▸ Record set:

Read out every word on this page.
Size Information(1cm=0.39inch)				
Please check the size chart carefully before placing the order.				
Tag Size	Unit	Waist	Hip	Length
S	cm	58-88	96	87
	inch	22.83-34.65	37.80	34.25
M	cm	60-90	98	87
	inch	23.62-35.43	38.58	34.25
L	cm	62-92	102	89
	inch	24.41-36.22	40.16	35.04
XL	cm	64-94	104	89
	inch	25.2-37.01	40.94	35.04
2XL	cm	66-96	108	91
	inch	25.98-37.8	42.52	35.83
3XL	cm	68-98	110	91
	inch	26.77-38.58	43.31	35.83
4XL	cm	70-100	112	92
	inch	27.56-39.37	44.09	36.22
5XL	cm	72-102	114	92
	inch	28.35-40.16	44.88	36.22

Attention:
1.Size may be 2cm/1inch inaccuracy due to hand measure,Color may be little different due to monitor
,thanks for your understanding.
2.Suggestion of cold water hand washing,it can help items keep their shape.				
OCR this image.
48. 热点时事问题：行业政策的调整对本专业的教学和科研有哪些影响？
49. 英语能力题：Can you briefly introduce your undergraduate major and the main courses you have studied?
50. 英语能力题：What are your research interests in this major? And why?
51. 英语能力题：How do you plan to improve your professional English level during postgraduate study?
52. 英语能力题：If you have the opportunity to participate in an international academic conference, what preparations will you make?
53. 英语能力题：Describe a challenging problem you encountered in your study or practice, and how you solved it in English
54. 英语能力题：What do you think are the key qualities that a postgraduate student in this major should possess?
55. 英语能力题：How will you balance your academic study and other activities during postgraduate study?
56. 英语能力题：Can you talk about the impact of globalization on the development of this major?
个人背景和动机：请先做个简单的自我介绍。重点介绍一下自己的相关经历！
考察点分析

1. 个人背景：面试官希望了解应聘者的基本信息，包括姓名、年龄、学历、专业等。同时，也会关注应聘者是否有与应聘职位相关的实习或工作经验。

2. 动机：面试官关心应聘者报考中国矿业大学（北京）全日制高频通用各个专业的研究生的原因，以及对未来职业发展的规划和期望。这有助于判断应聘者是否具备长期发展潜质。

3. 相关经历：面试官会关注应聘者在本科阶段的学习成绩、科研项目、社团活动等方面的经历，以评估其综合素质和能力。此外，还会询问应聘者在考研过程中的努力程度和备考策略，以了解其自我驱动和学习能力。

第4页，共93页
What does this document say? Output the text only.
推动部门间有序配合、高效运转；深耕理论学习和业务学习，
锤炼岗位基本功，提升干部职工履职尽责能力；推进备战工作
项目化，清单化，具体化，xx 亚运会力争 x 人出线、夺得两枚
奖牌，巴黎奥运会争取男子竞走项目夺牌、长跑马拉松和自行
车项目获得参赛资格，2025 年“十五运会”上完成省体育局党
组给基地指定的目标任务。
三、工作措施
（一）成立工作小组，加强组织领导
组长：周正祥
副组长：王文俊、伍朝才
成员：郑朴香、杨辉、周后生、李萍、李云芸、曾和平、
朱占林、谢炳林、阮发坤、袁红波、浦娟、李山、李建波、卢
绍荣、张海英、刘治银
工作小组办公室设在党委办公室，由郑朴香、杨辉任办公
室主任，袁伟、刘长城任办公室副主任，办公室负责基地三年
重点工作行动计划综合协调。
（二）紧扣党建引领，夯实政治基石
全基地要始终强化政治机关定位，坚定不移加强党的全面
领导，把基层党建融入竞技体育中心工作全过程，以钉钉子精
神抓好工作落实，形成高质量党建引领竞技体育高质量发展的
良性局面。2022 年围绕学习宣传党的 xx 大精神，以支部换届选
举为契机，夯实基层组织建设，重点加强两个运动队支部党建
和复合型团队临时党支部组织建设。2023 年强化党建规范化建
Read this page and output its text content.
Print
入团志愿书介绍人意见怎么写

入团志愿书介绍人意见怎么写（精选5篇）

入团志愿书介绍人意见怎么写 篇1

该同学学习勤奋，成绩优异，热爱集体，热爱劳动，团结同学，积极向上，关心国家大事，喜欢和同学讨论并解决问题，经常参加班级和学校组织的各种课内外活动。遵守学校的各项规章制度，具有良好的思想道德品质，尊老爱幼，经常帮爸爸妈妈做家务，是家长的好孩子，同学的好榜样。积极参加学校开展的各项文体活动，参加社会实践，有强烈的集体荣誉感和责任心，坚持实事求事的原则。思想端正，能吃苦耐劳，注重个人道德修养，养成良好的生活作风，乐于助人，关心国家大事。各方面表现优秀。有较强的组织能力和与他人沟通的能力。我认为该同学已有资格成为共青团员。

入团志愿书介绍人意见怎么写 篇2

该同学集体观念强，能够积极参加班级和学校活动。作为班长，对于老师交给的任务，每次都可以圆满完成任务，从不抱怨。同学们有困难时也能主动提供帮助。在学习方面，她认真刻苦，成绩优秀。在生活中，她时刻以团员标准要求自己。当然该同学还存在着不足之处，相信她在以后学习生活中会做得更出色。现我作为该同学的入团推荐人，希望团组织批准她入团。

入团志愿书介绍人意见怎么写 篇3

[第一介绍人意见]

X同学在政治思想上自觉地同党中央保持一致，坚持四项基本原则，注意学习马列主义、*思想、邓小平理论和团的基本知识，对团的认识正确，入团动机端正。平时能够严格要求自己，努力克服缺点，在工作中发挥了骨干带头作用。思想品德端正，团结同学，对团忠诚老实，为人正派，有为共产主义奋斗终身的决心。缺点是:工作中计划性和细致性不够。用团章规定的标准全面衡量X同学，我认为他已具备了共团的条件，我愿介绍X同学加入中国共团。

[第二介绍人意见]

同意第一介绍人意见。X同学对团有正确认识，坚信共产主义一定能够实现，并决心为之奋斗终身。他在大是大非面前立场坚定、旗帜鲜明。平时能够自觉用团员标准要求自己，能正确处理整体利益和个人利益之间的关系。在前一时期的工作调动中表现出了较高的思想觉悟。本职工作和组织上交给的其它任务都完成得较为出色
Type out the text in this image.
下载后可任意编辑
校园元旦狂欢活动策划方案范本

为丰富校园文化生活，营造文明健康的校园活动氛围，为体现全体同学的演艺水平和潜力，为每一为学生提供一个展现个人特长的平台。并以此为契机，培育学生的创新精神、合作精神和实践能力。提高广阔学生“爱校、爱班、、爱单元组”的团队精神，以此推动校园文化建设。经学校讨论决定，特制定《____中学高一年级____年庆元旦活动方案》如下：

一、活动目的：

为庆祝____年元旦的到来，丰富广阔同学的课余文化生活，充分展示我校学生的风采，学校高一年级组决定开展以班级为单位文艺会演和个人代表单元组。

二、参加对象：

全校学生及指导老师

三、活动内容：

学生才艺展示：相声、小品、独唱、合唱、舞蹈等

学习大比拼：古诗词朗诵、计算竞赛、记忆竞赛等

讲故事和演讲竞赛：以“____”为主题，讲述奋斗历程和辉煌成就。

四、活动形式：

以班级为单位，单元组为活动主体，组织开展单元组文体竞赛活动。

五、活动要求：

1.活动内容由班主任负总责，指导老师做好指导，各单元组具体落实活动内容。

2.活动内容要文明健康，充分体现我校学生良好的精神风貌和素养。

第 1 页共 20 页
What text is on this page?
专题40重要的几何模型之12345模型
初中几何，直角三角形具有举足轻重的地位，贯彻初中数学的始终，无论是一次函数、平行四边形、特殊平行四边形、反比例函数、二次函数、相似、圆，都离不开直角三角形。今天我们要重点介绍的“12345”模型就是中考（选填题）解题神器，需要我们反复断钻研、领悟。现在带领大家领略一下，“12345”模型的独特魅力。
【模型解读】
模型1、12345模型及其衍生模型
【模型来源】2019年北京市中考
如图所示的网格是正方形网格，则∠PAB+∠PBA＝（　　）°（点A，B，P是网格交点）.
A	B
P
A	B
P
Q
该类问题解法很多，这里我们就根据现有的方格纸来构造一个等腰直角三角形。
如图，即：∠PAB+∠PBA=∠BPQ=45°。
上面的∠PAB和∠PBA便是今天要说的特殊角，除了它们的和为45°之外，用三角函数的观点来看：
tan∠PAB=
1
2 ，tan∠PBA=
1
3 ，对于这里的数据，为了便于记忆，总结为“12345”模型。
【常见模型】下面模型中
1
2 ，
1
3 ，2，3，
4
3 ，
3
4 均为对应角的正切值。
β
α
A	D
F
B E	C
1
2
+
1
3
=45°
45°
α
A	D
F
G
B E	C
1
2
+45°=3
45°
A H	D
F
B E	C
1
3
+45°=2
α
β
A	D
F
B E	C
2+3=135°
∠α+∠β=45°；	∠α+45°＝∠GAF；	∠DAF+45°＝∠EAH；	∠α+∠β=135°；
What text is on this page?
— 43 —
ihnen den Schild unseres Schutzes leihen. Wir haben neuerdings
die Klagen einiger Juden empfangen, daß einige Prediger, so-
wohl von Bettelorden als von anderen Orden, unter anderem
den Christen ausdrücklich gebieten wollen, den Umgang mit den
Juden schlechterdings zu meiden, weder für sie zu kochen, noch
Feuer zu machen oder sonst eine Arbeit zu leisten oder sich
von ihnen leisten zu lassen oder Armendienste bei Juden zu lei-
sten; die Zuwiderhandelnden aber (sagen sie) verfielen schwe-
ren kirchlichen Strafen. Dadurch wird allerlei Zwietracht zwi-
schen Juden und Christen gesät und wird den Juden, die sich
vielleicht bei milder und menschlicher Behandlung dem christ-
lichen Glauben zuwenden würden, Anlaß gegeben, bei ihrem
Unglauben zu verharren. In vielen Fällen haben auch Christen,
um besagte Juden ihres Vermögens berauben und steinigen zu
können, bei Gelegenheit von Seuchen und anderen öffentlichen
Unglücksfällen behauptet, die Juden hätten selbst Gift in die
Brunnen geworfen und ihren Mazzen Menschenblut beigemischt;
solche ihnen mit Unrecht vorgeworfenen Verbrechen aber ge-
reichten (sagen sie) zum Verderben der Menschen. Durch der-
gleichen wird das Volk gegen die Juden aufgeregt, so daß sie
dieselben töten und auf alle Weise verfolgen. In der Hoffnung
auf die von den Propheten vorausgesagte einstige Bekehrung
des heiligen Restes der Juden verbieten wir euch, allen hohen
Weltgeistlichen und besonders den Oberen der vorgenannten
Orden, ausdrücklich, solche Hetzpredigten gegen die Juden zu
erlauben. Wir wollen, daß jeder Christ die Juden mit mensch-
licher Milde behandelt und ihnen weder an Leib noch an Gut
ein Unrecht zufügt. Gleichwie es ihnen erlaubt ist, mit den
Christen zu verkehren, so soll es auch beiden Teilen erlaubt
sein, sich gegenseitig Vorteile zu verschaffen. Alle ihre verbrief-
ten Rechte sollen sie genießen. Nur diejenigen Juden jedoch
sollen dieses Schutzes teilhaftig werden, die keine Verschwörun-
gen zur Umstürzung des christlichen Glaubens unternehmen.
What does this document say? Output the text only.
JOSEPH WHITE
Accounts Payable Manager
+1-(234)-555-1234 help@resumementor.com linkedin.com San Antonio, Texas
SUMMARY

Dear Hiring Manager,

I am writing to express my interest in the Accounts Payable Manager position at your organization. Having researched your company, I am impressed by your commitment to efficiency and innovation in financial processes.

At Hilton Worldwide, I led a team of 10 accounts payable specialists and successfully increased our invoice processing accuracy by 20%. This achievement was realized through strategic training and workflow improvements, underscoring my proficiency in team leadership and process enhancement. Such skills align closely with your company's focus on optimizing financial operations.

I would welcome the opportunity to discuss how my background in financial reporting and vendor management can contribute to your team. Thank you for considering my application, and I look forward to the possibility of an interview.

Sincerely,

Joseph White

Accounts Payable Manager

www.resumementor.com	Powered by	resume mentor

▸ Goal: Copy each line in the data that holds the word "sollen".

▸ Result of this exercise:
ten Rechte sollen sie genießen. Nur diejenigen Juden jedoch
sollen dieses Schutzes teilhaftig werden, die keine Verschwörun-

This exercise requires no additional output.